**Problem**
Write out each entry again. Keep every word exactly as it is.

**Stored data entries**
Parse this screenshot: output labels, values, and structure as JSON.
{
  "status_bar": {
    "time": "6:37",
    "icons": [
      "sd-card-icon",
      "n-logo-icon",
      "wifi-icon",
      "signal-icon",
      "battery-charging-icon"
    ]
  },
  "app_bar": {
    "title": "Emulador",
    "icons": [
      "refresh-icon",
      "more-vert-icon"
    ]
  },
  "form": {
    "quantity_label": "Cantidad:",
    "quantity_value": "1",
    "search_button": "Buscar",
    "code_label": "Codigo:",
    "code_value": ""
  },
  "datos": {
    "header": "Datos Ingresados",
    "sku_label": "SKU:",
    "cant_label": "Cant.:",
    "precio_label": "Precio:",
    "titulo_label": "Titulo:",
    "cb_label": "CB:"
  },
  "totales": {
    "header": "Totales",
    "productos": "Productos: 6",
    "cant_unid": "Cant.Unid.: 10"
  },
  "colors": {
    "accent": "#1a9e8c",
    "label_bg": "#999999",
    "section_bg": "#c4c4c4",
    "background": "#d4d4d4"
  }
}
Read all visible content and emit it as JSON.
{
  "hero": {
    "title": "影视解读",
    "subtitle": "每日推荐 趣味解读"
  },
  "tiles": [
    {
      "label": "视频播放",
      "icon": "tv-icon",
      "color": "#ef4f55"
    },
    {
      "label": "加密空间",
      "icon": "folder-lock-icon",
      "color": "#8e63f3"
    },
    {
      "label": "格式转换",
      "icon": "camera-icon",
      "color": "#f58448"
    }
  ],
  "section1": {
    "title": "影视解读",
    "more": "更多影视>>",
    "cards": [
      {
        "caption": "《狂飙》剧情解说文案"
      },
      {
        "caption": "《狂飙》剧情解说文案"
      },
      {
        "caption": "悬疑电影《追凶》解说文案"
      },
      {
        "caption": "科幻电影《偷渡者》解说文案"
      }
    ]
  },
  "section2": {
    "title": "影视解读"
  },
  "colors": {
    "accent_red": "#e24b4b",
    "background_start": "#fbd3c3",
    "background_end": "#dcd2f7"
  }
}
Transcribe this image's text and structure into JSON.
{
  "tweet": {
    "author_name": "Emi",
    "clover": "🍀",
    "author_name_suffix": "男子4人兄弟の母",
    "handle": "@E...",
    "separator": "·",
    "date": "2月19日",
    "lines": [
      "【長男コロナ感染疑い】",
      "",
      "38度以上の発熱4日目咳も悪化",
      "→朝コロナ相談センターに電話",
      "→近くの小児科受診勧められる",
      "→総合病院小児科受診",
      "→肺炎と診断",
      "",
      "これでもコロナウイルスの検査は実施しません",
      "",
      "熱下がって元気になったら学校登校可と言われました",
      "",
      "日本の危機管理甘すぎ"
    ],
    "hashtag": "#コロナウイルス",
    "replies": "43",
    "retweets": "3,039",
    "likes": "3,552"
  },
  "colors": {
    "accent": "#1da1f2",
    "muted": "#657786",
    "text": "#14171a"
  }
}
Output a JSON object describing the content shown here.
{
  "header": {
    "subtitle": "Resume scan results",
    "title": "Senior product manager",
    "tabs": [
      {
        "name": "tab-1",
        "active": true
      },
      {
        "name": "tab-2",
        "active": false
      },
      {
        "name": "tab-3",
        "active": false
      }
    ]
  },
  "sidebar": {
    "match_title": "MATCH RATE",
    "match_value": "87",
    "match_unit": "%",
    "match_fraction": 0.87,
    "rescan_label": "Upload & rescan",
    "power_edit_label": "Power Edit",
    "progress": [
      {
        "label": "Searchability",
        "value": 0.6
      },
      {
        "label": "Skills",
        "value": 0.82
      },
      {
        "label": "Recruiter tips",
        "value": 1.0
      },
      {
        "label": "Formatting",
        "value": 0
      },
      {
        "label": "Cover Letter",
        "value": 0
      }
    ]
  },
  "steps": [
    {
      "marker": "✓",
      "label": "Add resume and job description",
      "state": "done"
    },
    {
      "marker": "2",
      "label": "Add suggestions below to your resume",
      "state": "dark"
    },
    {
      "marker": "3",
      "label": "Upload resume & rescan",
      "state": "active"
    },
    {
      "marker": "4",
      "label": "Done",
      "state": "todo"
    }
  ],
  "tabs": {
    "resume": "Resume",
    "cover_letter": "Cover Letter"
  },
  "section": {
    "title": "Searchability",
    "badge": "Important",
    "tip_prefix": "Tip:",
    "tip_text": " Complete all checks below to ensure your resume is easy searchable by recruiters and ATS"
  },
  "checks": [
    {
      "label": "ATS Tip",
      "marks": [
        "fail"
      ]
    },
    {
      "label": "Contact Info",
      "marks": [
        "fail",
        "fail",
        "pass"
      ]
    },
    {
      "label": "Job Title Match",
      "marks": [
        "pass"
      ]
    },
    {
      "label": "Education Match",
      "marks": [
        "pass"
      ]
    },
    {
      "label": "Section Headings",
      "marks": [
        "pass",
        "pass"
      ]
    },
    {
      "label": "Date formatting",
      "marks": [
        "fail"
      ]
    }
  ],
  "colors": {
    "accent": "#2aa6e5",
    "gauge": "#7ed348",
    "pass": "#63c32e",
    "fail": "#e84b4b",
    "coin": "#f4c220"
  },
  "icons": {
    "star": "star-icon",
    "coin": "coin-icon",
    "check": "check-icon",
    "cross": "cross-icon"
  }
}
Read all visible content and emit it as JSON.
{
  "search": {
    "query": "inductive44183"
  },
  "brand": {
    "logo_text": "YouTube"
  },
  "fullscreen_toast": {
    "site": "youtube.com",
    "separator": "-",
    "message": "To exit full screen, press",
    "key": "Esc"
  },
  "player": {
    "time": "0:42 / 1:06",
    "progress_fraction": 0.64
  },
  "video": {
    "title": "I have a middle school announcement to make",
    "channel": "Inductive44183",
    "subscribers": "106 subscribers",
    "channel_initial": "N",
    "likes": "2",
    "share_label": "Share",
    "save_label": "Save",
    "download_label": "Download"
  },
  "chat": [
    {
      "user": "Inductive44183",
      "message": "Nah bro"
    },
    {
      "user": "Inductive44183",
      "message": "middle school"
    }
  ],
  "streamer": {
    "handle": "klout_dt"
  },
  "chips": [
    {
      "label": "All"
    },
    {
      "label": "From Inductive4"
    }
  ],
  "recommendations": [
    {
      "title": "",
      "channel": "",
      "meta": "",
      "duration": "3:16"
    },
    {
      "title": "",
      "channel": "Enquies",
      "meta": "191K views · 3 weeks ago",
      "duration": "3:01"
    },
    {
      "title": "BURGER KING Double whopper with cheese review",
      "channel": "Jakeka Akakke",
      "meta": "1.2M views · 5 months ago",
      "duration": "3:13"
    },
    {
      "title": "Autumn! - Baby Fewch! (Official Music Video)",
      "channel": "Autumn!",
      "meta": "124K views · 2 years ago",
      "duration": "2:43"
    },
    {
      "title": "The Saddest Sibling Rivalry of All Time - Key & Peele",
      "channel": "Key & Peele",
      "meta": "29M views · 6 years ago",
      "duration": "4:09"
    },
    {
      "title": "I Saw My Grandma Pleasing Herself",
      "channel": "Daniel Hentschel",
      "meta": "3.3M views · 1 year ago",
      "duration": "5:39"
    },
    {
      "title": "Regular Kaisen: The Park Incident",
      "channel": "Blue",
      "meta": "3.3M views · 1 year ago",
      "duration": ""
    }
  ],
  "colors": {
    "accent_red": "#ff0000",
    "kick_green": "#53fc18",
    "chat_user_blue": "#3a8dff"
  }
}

**Solution for this task**
Parse this screenshot: output labels, values, and structure as JSON.
{
  "status_bar": {
    "time": "6:37",
    "icons": [
      "sd-card-icon",
      "n-logo-icon",
      "wifi-icon",
      "signal-icon",
      "battery-charging-icon"
    ]
  },
  "app_bar": {
    "title": "Emulador",
    "icons": [
      "refresh-icon",
      "more-vert-icon"
    ]
  },
  "form": {
    "quantity_label": "Cantidad:",
    "quantity_value": "1",
    "search_button": "Buscar",
    "code_label": "Codigo:",
    "code_value": ""
  },
  "datos": {
    "header": "Datos Ingresados",
    "sku_label": "SKU:",
    "cant_label": "Cant.:",
    "precio_label": "Precio:",
    "titulo_label": "Titulo:",
    "cb_label": "CB:"
  },
  "totales": {
    "header": "Totales",
    "productos": "Productos: 6",
    "cant_unid": "Cant.Unid.: 10"
  },
  "colors": {
    "accent": "#1a9e8c",
    "label_bg": "#999999",
    "section_bg": "#c4c4c4",
    "background": "#d4d4d4"
  }
}
Read all visible content and emit it as JSON.
{
  "hero": {
    "title": "影视解读",
    "subtitle": "每日推荐 趣味解读"
  },
  "tiles": [
    {
      "label": "视频播放",
      "icon": "tv-icon",
      "color": "#ef4f55"
    },
    {
      "label": "加密空间",
      "icon": "folder-lock-icon",
      "color": "#8e63f3"
    },
    {
      "label": "格式转换",
      "icon": "camera-icon",
      "color": "#f58448"
    }
  ],
  "section1": {
    "title": "影视解读",
    "more": "更多影视>>",
    "cards": [
      {
        "caption": "《狂飙》剧情解说文案"
      },
      {
        "caption": "《狂飙》剧情解说文案"
      },
      {
        "caption": "悬疑电影《追凶》解说文案"
      },
      {
        "caption": "科幻电影《偷渡者》解说文案"
      }
    ]
  },
  "section2": {
    "title": "影视解读"
  },
  "colors": {
    "accent_red": "#e24b4b",
    "background_start": "#fbd3c3",
    "background_end": "#dcd2f7"
  }
}
Transcribe this image's text and structure into JSON.
{
  "tweet": {
    "author_name": "Emi",
    "clover": "🍀",
    "author_name_suffix": "男子4人兄弟の母",
    "handle": "@E...",
    "separator": "·",
    "date": "2月19日",
    "lines": [
      "【長男コロナ感染疑い】",
      "",
      "38度以上の発熱4日目咳も悪化",
      "→朝コロナ相談センターに電話",
      "→近くの小児科受診勧められる",
      "→総合病院小児科受診",
      "→肺炎と診断",
      "",
      "これでもコロナウイルスの検査は実施しません",
      "",
      "熱下がって元気になったら学校登校可と言われました",
      "",
      "日本の危機管理甘すぎ"
    ],
    "hashtag": "#コロナウイルス",
    "replies": "43",
    "retweets": "3,039",
    "likes": "3,552"
  },
  "colors": {
    "accent": "#1da1f2",
    "muted": "#657786",
    "text": "#14171a"
  }
}
Output a JSON object describing the content shown here.
{
  "header": {
    "subtitle": "Resume scan results",
    "title": "Senior product manager",
    "tabs": [
      {
        "name": "tab-1",
        "active": true
      },
      {
        "name": "tab-2",
        "active": false
      },
      {
        "name": "tab-3",
        "active": false
      }
    ]
  },
  "sidebar": {
    "match_title": "MATCH RATE",
    "match_value": "87",
    "match_unit": "%",
    "match_fraction": 0.87,
    "rescan_label": "Upload & rescan",
    "power_edit_label": "Power Edit",
    "progress": [
      {
        "label": "Searchability",
        "value": 0.6
      },
      {
        "label": "Skills",
        "value": 0.82
      },
      {
        "label": "Recruiter tips",
        "value": 1.0
      },
      {
        "label": "Formatting",
        "value": 0
      },
      {
        "label": "Cover Letter",
        "value": 0
      }
    ]
  },
  "steps": [
    {
      "marker": "✓",
      "label": "Add resume and job description",
      "state": "done"
    },
    {
      "marker": "2",
      "label": "Add suggestions below to your resume",
      "state": "dark"
    },
    {
      "marker": "3",
      "label": "Upload resume & rescan",
      "state": "active"
    },
    {
      "marker": "4",
      "label": "Done",
      "state": "todo"
    }
  ],
  "tabs": {
    "resume": "Resume",
    "cover_letter": "Cover Letter"
  },
  "section": {
    "title": "Searchability",
    "badge": "Important",
    "tip_prefix": "Tip:",
    "tip_text": " Complete all checks below to ensure your resume is easy searchable by recruiters and ATS"
  },
  "checks": [
    {
      "label": "ATS Tip",
      "marks": [
        "fail"
      ]
    },
    {
      "label": "Contact Info",
      "marks": [
        "fail",
        "fail",
        "pass"
      ]
    },
    {
      "label": "Job Title Match",
      "marks": [
        "pass"
      ]
    },
    {
      "label": "Education Match",
      "marks": [
        "pass"
      ]
    },
    {
      "label": "Section Headings",
      "marks": [
        "pass",
        "pass"
      ]
    },
    {
      "label": "Date formatting",
      "marks": [
        "fail"
      ]
    }
  ],
  "colors": {
    "accent": "#2aa6e5",
    "gauge": "#7ed348",
    "pass": "#63c32e",
    "fail": "#e84b4b",
    "coin": "#f4c220"
  },
  "icons": {
    "star": "star-icon",
    "coin": "coin-icon",
    "check": "check-icon",
    "cross": "cross-icon"
  }
}
Read all visible content and emit it as JSON.
{
  "search": {
    "query": "inductive44183"
  },
  "brand": {
    "logo_text": "YouTube"
  },
  "fullscreen_toast": {
    "site": "youtube.com",
    "separator": "-",
    "message": "To exit full screen, press",
    "key": "Esc"
  },
  "player": {
    "time": "0:42 / 1:06",
    "progress_fraction": 0.64
  },
  "video": {
    "title": "I have a middle school announcement to make",
    "channel": "Inductive44183",
    "subscribers": "106 subscribers",
    "channel_initial": "N",
    "likes": "2",
    "share_label": "Share",
    "save_label": "Save",
    "download_label": "Download"
  },
  "chat": [
    {
      "user": "Inductive44183",
      "message": "Nah bro"
    },
    {
      "user": "Inductive44183",
      "message": "middle school"
    }
  ],
  "streamer": {
    "handle": "klout_dt"
  },
  "chips": [
    {
      "label": "All"
    },
    {
      "label": "From Inductive4"
    }
  ],
  "recommendations": [
    {
      "title": "",
      "channel": "",
      "meta": "",
      "duration": "3:16"
    },
    {
      "title": "",
      "channel": "Enquies",
      "meta": "191K views · 3 weeks ago",
      "duration": "3:01"
    },
    {
      "title": "BURGER KING Double whopper with cheese review",
      "channel": "Jakeka Akakke",
      "meta": "1.2M views · 5 months ago",
      "duration": "3:13"
    },
    {
      "title": "Autumn! - Baby Fewch! (Official Music Video)",
      "channel": "Autumn!",
      "meta": "124K views · 2 years ago",
      "duration": "2:43"
    },
    {
      "title": "The Saddest Sibling Rivalry of All Time - Key & Peele",
      "channel": "Key & Peele",
      "meta": "29M views · 6 years ago",
      "duration": "4:09"
    },
    {
      "title": "I Saw My Grandma Pleasing Herself",
      "channel": "Daniel Hentschel",
      "meta": "3.3M views · 1 year ago",
      "duration": "5:39"
    },
    {
      "title": "Regular Kaisen: The Park Incident",
      "channel": "Blue",
      "meta": "3.3M views · 1 year ago",
      "duration": ""
    }
  ],
  "colors": {
    "accent_red": "#ff0000",
    "kick_green": "#53fc18",
    "chat_user_blue": "#3a8dff"
  }
}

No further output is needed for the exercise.